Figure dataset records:
▼▼▼
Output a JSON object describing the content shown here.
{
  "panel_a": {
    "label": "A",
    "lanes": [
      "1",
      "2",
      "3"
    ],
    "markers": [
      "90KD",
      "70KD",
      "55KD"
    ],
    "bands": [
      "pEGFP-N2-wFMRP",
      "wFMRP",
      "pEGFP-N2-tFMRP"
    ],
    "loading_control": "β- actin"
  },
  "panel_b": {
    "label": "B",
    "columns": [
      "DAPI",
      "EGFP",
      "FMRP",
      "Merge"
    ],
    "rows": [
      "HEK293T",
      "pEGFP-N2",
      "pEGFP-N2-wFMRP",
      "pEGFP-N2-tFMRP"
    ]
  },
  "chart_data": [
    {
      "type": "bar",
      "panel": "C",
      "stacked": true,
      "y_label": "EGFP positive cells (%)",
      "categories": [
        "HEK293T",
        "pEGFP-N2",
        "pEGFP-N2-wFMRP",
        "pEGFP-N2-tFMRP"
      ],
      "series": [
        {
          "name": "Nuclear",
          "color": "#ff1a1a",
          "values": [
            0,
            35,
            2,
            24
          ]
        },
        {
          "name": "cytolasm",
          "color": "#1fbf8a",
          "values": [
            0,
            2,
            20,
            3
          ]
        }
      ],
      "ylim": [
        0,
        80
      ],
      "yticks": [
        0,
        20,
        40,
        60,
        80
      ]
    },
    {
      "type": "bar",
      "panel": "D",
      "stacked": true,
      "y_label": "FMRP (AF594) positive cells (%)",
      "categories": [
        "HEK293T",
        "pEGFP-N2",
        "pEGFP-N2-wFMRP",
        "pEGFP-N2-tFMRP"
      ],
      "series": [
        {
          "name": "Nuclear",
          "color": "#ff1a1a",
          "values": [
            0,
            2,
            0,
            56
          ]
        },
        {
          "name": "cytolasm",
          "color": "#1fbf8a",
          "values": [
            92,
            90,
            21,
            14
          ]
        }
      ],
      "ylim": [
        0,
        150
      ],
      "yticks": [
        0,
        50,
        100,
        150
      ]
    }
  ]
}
▲▲▲
> _EXERCISE DETAILS_
Every line above is to be transcribed exactly.

> _FINISHED EXERCISE_
Output a JSON object describing the content shown here.
{
  "panel_a": {
    "label": "A",
    "lanes": [
      "1",
      "2",
      "3"
    ],
    "markers": [
      "90KD",
      "70KD",
      "55KD"
    ],
    "bands": [
      "pEGFP-N2-wFMRP",
      "wFMRP",
      "pEGFP-N2-tFMRP"
    ],
    "loading_control": "β- actin"
  },
  "panel_b": {
    "label": "B",
    "columns": [
      "DAPI",
      "EGFP",
      "FMRP",
      "Merge"
    ],
    "rows": [
      "HEK293T",
      "pEGFP-N2",
      "pEGFP-N2-wFMRP",
      "pEGFP-N2-tFMRP"
    ]
  },
  "chart_data": [
    {
      "type": "bar",
      "panel": "C",
      "stacked": true,
      "y_label": "EGFP positive cells (%)",
      "categories": [
        "HEK293T",
        "pEGFP-N2",
        "pEGFP-N2-wFMRP",
        "pEGFP-N2-tFMRP"
      ],
      "series": [
        {
          "name": "Nuclear",
          "color": "#ff1a1a",
          "values": [
            0,
            35,
            2,
            24
          ]
        },
        {
          "name": "cytolasm",
          "color": "#1fbf8a",
          "values": [
            0,
            2,
            20,
            3
          ]
        }
      ],
      "ylim": [
        0,
        80
      ],
      "yticks": [
        0,
        20,
        40,
        60,
        80
      ]
    },
    {
      "type": "bar",
      "panel": "D",
      "stacked": true,
      "y_label": "FMRP (AF594) positive cells (%)",
      "categories": [
        "HEK293T",
        "pEGFP-N2",
        "pEGFP-N2-wFMRP",
        "pEGFP-N2-tFMRP"
      ],
      "series": [
        {
          "name": "Nuclear",
          "color": "#ff1a1a",
          "values": [
            0,
            2,
            0,
            56
          ]
        },
        {
          "name": "cytolasm",
          "color": "#1fbf8a",
          "values": [
            92,
            90,
            21,
            14
          ]
        }
      ],
      "ylim": [
        0,
        150
      ],
      "yticks": [
        0,
        50,
        100,
        150
      ]
    }
  ]
}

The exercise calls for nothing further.